Scan the lines below for the word "chevron". Copy each line you find it in.
+++ DATA
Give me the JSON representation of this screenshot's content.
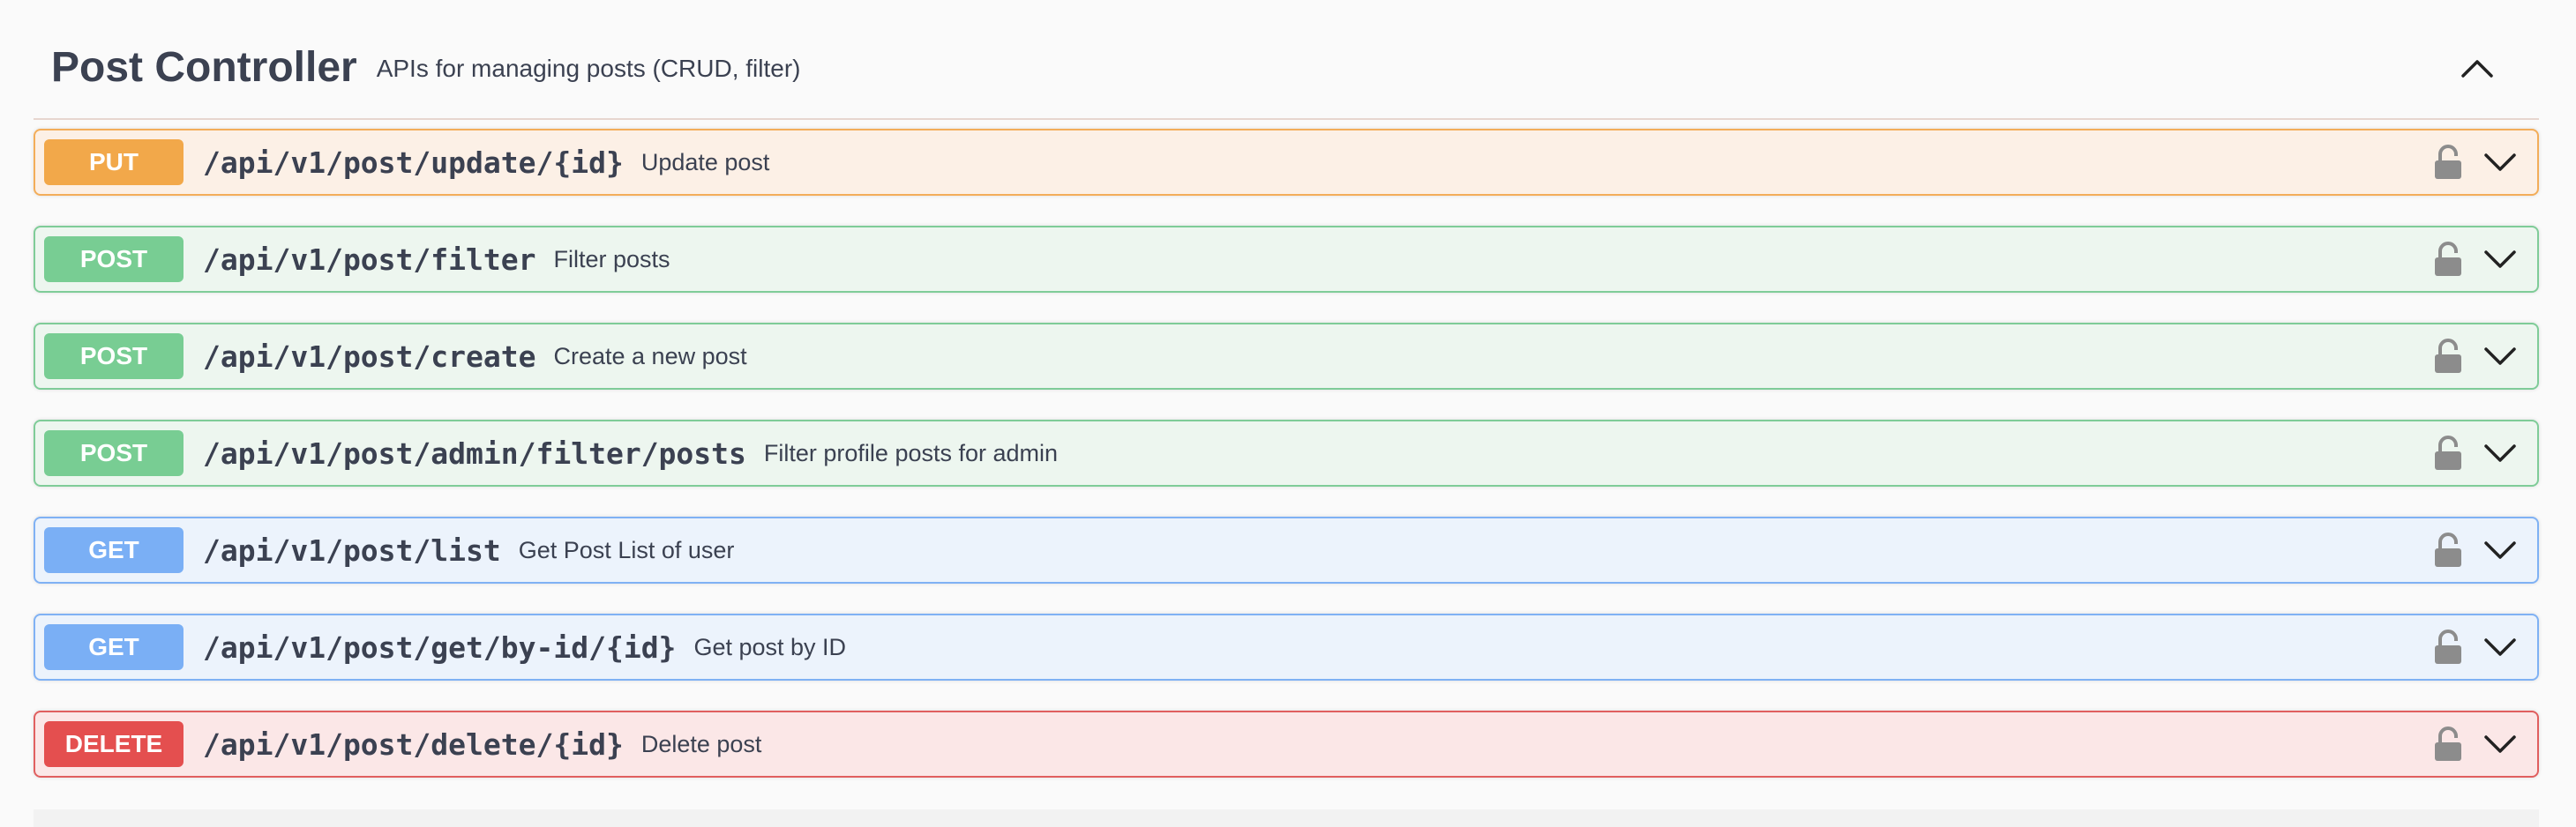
{
  "tag": {
    "title": "Post Controller",
    "description": "APIs for managing posts (CRUD, filter)"
  },
  "colors": {
    "put": "#f2a84a",
    "post": "#78cd93",
    "get": "#7aaff5",
    "delete": "#e44f4f",
    "text": "#3b4151",
    "icon": "#8c8c8c"
  },
  "icons": {
    "collapse": "chevron-up-icon",
    "expand": "chevron-down-icon",
    "auth": "lock-icon"
  },
  "operations": [
    {
      "method": "PUT",
      "path": "/api/v1/post/update/{id}",
      "summary": "Update post"
    },
    {
      "method": "POST",
      "path": "/api/v1/post/filter",
      "summary": "Filter posts"
    },
    {
      "method": "POST",
      "path": "/api/v1/post/create",
      "summary": "Create a new post"
    },
    {
      "method": "POST",
      "path": "/api/v1/post/admin/filter/posts",
      "summary": "Filter profile posts for admin"
    },
    {
      "method": "GET",
      "path": "/api/v1/post/list",
      "summary": "Get Post List of user"
    },
    {
      "method": "GET",
      "path": "/api/v1/post/get/by-id/{id}",
      "summary": "Get post by ID"
    },
    {
      "method": "DELETE",
      "path": "/api/v1/post/delete/{id}",
      "summary": "Delete post"
    }
  ]
}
++++++
RESPONSE TO THIS EXERCISE
    "collapse": "chevron-up-icon",
    "expand": "chevron-down-icon",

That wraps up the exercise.